▶ _WHAT IS EXPECTED_: Your task is to locate every line holding the string "ByLayer" and to copy each of them.

▶ _DATA_:

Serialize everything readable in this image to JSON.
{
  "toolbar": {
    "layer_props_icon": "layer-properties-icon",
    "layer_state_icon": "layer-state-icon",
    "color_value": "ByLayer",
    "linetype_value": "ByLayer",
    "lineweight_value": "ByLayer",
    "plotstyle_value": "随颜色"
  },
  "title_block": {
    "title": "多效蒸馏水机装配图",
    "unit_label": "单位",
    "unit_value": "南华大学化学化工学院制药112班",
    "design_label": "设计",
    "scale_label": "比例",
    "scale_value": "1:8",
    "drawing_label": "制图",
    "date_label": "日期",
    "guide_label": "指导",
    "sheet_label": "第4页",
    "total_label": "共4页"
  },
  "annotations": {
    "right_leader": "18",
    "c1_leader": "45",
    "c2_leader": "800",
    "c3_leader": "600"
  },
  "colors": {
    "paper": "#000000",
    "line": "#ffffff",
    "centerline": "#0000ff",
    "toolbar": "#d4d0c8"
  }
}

* * *

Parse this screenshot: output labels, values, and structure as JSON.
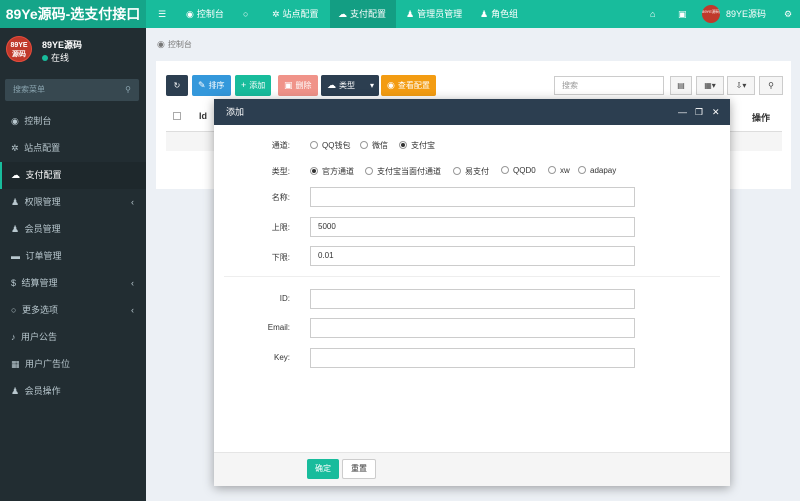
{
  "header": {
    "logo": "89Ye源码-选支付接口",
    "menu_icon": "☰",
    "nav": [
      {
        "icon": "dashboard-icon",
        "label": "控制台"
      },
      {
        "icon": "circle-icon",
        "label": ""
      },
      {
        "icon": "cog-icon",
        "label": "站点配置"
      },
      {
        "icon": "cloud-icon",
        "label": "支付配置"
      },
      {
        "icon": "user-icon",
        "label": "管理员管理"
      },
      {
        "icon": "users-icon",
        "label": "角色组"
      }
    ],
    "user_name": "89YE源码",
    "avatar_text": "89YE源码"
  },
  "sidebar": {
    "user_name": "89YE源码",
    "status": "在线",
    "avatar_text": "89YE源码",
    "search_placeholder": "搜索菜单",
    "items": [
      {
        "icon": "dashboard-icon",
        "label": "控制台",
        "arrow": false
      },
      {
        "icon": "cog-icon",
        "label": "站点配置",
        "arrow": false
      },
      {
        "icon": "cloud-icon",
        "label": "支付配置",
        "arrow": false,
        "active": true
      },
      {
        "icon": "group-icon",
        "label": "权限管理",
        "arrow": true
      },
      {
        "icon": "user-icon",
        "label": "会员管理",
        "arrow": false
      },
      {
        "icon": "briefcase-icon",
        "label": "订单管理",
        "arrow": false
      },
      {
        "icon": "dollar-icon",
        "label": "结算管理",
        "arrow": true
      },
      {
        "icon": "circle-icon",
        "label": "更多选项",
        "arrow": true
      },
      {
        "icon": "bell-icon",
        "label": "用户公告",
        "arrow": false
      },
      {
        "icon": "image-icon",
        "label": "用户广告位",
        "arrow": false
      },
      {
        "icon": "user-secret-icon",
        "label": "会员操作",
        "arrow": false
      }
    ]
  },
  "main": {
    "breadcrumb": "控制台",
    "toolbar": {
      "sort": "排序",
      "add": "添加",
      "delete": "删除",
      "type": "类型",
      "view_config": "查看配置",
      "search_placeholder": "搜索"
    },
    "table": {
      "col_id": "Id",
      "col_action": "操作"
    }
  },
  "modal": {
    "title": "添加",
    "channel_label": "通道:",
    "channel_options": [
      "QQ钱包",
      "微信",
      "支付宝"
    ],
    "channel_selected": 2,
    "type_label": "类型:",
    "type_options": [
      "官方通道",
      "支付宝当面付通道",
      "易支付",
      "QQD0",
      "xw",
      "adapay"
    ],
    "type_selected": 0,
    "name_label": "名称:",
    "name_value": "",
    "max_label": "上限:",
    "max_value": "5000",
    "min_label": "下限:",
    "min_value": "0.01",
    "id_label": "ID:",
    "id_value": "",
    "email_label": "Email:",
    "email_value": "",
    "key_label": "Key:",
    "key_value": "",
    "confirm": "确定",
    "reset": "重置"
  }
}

▶ _TASK ANSWER_:
    "color_value": "ByLayer",
    "linetype_value": "ByLayer",
    "lineweight_value": "ByLayer",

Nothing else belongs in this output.